--- Given instruction ---
What is the number of lines in the data holding the word "method"? Give that number by itself.
--- begin Data excerpts ---
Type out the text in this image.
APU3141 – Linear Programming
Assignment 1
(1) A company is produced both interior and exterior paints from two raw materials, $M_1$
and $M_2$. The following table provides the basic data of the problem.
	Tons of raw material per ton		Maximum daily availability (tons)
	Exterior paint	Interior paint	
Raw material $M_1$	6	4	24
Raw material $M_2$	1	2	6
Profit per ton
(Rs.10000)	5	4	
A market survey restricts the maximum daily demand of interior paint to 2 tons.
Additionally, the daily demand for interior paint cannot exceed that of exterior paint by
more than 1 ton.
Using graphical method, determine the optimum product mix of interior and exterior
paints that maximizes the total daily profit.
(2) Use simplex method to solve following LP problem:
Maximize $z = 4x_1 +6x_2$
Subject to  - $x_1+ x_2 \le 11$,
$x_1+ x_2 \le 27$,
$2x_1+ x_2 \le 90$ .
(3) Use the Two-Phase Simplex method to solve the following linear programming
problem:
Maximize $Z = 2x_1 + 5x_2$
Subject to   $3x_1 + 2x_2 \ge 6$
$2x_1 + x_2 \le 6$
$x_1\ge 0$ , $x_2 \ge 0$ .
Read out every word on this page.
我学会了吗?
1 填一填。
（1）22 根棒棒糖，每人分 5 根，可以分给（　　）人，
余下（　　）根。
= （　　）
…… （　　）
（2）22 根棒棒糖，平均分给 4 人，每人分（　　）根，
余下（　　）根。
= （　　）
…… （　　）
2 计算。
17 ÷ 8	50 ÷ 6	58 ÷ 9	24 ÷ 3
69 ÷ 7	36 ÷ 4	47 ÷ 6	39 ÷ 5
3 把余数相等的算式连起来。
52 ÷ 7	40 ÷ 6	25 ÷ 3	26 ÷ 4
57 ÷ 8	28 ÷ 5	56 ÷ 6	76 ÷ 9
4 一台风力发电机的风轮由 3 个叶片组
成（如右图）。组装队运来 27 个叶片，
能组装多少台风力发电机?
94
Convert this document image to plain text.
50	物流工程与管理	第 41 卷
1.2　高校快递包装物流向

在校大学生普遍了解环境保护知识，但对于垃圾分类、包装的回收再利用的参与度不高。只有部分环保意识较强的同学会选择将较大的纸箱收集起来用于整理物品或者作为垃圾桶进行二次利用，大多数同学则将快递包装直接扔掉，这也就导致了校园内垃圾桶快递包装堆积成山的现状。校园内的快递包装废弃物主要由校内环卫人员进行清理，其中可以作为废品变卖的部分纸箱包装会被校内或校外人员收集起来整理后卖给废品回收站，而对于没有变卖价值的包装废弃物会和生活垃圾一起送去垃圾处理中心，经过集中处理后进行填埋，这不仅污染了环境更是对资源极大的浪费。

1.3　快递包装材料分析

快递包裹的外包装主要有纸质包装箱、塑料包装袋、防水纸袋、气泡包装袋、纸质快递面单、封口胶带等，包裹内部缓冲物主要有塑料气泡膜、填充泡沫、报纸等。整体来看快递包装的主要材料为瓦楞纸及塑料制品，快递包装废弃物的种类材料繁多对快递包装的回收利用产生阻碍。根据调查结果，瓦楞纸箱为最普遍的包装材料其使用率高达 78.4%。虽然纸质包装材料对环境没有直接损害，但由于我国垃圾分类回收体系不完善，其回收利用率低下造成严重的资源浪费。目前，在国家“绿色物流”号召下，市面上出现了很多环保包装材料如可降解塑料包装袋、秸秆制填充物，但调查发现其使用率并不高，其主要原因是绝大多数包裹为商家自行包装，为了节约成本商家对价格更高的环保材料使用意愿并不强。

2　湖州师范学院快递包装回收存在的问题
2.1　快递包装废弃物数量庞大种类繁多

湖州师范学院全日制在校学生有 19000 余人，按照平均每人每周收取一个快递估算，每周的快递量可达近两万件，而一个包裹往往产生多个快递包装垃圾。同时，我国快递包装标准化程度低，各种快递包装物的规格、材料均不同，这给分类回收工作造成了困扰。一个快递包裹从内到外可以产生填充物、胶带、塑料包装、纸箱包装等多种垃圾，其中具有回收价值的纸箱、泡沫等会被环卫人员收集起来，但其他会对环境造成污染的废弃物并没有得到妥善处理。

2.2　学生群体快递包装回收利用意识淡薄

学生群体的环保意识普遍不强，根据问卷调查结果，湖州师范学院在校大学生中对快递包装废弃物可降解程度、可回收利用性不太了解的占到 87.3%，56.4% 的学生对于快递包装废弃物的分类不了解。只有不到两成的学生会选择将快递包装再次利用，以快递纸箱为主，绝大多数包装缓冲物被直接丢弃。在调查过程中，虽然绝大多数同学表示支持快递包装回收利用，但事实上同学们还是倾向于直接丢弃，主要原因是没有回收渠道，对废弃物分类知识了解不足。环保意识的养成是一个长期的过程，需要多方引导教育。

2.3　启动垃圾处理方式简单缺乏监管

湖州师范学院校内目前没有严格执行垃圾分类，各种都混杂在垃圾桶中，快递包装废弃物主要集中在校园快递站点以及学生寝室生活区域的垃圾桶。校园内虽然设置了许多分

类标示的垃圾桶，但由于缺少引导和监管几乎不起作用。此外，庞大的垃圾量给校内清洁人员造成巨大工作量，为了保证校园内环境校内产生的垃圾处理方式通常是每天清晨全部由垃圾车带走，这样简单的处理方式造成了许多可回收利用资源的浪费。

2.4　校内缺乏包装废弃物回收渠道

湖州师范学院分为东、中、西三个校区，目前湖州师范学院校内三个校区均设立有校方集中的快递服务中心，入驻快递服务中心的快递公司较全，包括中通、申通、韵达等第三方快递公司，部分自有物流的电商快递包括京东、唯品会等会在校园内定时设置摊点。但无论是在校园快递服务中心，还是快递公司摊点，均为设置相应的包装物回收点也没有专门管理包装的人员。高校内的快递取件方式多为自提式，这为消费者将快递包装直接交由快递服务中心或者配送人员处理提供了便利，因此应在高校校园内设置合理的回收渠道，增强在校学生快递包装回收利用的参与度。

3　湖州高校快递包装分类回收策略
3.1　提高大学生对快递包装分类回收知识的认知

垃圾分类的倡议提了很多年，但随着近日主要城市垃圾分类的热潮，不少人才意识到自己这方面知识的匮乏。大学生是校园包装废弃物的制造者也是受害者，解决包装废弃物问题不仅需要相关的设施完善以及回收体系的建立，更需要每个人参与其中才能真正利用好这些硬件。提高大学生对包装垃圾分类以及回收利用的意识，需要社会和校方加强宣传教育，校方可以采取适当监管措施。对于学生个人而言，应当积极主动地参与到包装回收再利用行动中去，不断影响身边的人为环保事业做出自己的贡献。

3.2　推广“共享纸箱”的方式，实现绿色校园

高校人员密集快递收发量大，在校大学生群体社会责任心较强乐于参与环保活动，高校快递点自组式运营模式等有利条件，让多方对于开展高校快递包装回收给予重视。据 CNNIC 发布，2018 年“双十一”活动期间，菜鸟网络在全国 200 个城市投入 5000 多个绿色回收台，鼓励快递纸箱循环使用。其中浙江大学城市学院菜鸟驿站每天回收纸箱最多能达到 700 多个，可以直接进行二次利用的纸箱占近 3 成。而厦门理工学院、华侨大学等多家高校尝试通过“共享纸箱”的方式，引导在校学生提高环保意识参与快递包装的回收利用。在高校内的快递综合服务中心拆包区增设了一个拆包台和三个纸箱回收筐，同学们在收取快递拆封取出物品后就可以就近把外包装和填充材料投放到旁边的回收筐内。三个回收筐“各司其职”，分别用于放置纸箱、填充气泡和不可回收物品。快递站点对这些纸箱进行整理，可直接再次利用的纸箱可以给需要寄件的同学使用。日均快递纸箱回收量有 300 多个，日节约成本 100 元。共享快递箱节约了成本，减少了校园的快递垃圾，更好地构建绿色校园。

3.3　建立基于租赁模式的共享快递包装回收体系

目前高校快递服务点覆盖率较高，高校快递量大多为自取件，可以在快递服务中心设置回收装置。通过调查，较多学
--- end Data excerpts ---
--- Expected output ---
3